Work to complete: Find every line with the word "document". Copy those lines.

Extracted entries:
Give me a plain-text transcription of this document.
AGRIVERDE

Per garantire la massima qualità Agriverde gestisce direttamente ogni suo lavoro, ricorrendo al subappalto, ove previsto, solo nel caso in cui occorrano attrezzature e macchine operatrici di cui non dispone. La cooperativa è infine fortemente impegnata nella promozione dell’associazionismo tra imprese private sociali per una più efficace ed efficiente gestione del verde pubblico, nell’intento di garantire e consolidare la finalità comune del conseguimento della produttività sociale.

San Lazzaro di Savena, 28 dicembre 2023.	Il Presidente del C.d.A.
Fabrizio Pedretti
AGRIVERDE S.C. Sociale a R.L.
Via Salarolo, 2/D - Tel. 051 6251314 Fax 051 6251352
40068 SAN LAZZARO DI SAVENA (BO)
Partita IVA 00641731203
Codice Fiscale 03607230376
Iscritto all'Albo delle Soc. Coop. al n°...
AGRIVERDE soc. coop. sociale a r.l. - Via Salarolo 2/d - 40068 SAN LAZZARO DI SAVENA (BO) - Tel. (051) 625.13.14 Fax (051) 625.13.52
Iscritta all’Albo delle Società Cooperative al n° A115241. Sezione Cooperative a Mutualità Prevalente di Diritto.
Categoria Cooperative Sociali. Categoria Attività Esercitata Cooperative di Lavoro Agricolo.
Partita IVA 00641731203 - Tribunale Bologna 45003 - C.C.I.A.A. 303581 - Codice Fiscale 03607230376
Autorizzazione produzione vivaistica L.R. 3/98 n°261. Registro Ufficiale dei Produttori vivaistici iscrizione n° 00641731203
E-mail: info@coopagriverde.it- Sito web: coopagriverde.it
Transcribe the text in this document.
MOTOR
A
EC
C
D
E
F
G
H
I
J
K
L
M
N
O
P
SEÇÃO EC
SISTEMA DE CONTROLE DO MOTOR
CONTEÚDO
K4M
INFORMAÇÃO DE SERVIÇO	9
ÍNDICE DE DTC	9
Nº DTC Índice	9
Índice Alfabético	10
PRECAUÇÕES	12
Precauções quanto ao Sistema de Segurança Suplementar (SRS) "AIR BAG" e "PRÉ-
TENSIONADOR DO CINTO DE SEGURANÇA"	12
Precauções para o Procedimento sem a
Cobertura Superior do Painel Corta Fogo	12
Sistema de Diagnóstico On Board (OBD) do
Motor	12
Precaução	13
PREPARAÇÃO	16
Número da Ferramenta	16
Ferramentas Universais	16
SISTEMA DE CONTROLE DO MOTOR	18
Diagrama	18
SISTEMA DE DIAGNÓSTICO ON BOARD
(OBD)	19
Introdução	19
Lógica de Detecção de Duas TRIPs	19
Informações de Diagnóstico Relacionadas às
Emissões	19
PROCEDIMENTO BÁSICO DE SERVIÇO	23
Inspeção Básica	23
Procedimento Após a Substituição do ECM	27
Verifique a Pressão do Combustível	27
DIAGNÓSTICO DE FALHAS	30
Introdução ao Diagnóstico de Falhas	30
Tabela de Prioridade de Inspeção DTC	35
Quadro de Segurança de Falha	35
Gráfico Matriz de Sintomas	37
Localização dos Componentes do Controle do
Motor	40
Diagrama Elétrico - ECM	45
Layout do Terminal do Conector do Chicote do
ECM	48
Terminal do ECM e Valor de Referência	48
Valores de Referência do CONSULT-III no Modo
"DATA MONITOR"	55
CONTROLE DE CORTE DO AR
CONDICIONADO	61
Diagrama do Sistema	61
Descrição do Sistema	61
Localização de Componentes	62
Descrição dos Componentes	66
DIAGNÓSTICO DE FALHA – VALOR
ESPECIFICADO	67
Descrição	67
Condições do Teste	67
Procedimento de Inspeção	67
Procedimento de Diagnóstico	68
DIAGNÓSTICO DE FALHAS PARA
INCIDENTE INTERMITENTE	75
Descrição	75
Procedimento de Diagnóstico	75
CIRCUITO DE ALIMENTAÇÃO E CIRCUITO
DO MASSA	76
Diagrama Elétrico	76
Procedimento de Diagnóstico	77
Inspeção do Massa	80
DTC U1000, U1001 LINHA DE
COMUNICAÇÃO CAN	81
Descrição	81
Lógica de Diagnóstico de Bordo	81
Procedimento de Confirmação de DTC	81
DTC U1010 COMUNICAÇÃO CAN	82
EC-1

The answer:
Give me a plain-text transcription of this document.
Transcribe the text in this document.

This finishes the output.